Required action: As you work through the listing below, copy each line exactly and drop the images.

::::

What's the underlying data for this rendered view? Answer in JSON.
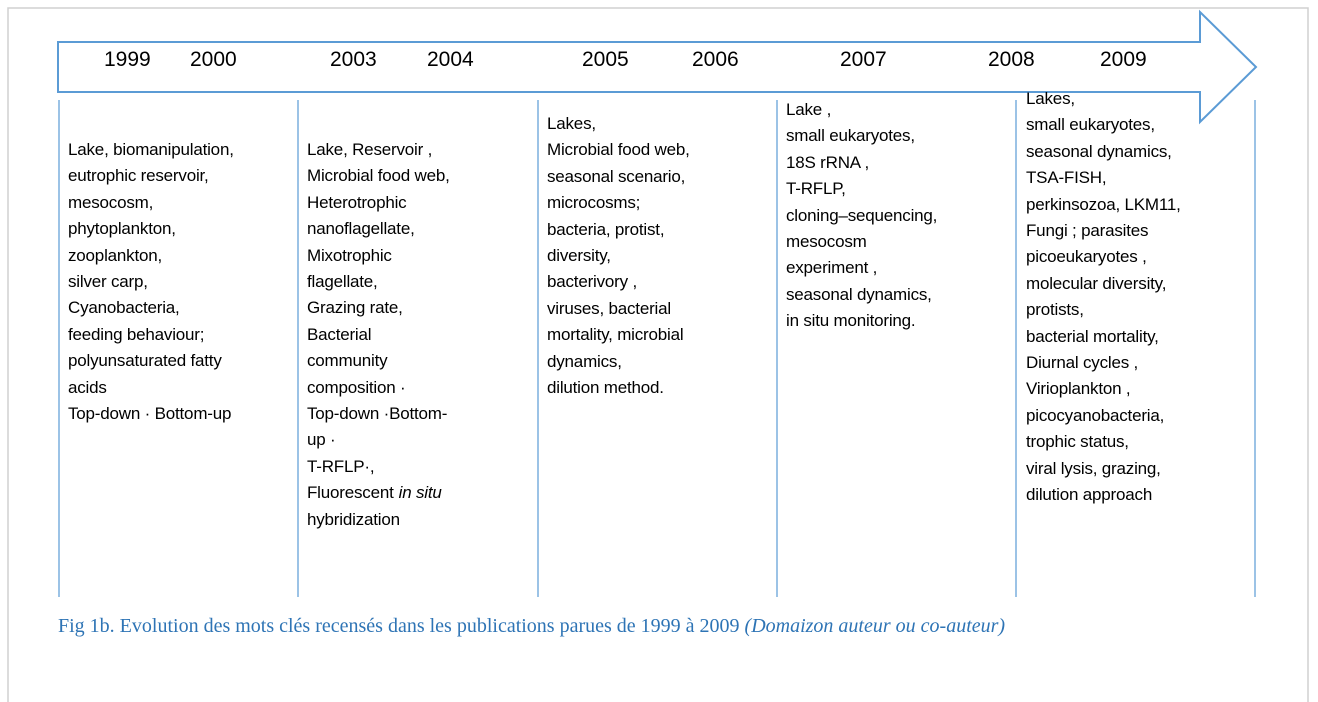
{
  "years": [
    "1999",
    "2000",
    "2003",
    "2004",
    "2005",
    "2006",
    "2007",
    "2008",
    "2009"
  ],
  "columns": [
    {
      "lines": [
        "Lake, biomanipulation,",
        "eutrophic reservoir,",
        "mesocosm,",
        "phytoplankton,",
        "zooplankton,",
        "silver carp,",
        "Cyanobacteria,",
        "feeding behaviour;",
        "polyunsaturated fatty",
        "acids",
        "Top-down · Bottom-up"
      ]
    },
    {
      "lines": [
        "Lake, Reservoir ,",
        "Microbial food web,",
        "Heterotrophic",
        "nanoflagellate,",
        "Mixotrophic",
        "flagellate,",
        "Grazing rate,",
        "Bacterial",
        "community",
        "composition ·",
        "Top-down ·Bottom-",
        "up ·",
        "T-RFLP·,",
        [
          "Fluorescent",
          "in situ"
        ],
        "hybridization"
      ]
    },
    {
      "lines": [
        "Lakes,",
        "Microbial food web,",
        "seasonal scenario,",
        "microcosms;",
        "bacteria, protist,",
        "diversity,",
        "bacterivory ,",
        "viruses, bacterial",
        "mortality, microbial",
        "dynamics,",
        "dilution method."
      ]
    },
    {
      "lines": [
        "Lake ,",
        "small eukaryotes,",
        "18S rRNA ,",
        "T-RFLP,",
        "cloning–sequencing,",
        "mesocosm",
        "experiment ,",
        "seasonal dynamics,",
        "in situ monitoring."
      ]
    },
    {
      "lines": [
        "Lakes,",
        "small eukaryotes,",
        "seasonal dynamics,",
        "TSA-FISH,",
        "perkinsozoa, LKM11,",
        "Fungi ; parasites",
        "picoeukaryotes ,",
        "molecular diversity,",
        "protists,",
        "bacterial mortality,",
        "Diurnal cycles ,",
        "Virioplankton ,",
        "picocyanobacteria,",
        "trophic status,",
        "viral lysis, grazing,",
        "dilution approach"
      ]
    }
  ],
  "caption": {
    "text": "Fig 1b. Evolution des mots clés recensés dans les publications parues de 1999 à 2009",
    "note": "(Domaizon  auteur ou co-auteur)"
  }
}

::::

Written answer:
What's the underlying data for this rendered view? Answer in JSON.
{
  "years": [
    "1999",
    "2000",
    "2003",
    "2004",
    "2005",
    "2006",
    "2007",
    "2008",
    "2009"
  ],
  "columns": [
    {
      "lines": [
        "Lake, biomanipulation,",
        "eutrophic reservoir,",
        "mesocosm,",
        "phytoplankton,",
        "zooplankton,",
        "silver carp,",
        "Cyanobacteria,",
        "feeding behaviour;",
        "polyunsaturated fatty",
        "acids",
        "Top-down · Bottom-up"
      ]
    },
    {
      "lines": [
        "Lake, Reservoir ,",
        "Microbial food web,",
        "Heterotrophic",
        "nanoflagellate,",
        "Mixotrophic",
        "flagellate,",
        "Grazing rate,",
        "Bacterial",
        "community",
        "composition ·",
        "Top-down ·Bottom-",
        "up ·",
        "T-RFLP·,",
        [
          "Fluorescent",
          "in situ"
        ],
        "hybridization"
      ]
    },
    {
      "lines": [
        "Lakes,",
        "Microbial food web,",
        "seasonal scenario,",
        "microcosms;",
        "bacteria, protist,",
        "diversity,",
        "bacterivory ,",
        "viruses, bacterial",
        "mortality, microbial",
        "dynamics,",
        "dilution method."
      ]
    },
    {
      "lines": [
        "Lake ,",
        "small eukaryotes,",
        "18S rRNA ,",
        "T-RFLP,",
        "cloning–sequencing,",
        "mesocosm",
        "experiment ,",
        "seasonal dynamics,",
        "in situ monitoring."
      ]
    },
    {
      "lines": [
        "Lakes,",
        "small eukaryotes,",
        "seasonal dynamics,",
        "TSA-FISH,",
        "perkinsozoa, LKM11,",
        "Fungi ; parasites",
        "picoeukaryotes ,",
        "molecular diversity,",
        "protists,",
        "bacterial mortality,",
        "Diurnal cycles ,",
        "Virioplankton ,",
        "picocyanobacteria,",
        "trophic status,",
        "viral lysis, grazing,",
        "dilution approach"
      ]
    }
  ],
  "caption": {
    "text": "Fig 1b. Evolution des mots clés recensés dans les publications parues de 1999 à 2009",
    "note": "(Domaizon  auteur ou co-auteur)"
  }
}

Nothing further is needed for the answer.